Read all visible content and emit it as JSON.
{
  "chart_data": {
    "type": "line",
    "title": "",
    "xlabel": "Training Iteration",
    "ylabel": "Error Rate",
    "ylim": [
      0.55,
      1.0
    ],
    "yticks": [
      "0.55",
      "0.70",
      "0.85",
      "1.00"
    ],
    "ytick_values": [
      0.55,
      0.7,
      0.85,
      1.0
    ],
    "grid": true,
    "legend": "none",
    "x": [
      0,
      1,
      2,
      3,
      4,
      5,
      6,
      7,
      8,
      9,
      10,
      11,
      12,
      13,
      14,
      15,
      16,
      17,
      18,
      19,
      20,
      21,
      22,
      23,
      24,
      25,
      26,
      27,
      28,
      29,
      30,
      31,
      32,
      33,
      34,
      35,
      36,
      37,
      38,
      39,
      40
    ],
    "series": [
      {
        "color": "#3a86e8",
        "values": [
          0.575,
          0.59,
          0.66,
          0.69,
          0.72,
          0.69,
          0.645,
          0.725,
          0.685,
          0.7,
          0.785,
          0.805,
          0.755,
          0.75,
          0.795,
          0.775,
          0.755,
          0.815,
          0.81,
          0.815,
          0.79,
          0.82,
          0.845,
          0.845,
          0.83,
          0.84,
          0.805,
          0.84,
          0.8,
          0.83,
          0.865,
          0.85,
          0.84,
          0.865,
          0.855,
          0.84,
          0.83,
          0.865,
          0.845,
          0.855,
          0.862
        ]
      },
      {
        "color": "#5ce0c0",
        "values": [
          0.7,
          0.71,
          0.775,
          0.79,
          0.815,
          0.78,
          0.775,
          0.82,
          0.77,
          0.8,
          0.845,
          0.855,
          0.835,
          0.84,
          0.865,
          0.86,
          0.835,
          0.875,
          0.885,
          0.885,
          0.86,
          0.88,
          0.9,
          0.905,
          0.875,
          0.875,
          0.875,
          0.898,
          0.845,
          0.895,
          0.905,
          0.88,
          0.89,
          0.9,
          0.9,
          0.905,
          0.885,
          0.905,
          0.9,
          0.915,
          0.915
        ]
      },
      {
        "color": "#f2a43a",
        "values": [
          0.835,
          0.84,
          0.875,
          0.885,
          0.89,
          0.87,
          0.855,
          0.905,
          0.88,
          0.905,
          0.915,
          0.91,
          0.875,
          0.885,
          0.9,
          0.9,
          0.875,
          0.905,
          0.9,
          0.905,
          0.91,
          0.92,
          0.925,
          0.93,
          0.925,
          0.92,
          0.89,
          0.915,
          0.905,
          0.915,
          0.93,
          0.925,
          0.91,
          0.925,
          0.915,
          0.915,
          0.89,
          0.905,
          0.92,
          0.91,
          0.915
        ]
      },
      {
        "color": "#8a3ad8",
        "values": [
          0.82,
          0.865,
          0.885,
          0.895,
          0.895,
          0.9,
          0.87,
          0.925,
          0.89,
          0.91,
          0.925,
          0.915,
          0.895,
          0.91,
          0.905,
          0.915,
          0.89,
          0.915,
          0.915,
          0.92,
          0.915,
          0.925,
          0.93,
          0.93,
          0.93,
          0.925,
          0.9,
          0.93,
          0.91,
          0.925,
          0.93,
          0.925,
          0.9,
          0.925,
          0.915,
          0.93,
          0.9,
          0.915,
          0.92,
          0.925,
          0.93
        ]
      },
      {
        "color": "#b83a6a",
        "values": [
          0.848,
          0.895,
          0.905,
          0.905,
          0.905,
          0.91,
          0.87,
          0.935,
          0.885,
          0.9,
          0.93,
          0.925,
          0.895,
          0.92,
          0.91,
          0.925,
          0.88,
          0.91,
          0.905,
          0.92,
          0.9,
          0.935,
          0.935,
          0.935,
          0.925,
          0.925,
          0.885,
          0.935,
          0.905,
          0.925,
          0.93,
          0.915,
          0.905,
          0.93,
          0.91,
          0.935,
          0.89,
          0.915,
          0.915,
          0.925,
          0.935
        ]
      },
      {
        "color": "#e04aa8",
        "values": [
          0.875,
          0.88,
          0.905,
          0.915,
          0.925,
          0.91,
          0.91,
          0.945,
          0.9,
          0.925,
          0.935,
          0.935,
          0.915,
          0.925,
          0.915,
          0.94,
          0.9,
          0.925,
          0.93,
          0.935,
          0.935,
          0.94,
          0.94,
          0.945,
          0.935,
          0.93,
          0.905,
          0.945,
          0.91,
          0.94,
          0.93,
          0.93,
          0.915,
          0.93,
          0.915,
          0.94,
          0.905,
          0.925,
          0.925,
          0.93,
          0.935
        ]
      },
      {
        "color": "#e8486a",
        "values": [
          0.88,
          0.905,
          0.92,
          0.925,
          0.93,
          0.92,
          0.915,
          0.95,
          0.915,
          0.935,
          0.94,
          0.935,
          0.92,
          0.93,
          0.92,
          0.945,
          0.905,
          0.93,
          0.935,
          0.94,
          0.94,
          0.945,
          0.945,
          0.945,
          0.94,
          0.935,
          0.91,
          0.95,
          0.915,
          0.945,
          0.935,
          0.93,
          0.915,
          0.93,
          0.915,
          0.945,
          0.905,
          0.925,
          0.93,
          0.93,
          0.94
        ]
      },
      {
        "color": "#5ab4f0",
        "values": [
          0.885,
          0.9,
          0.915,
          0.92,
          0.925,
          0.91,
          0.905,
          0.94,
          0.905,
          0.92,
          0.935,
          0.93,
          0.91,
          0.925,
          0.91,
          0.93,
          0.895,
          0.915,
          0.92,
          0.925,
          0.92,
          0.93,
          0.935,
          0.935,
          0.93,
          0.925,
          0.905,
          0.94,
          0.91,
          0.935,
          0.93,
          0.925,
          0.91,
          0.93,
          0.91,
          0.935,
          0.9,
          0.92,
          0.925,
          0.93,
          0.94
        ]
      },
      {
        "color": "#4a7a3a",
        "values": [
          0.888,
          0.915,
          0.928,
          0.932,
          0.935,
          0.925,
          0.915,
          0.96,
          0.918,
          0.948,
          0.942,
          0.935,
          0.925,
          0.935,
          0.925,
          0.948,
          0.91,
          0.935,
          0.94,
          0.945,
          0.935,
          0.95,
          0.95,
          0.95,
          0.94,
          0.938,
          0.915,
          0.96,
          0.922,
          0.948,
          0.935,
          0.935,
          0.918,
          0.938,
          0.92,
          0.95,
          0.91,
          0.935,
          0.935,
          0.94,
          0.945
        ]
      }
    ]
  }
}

———

▸ **EXERCISE INSTRUCTIONS**:
Go through the records and pull out each line that includes the word "color".

▸ **ANSWER TO THIS TASK**:
        "color": "#3a86e8",
        "color": "#5ce0c0",
        "color": "#f2a43a",
        "color": "#8a3ad8",
        "color": "#b83a6a",
        "color": "#e04aa8",
        "color": "#e8486a",
        "color": "#5ab4f0",
        "color": "#4a7a3a",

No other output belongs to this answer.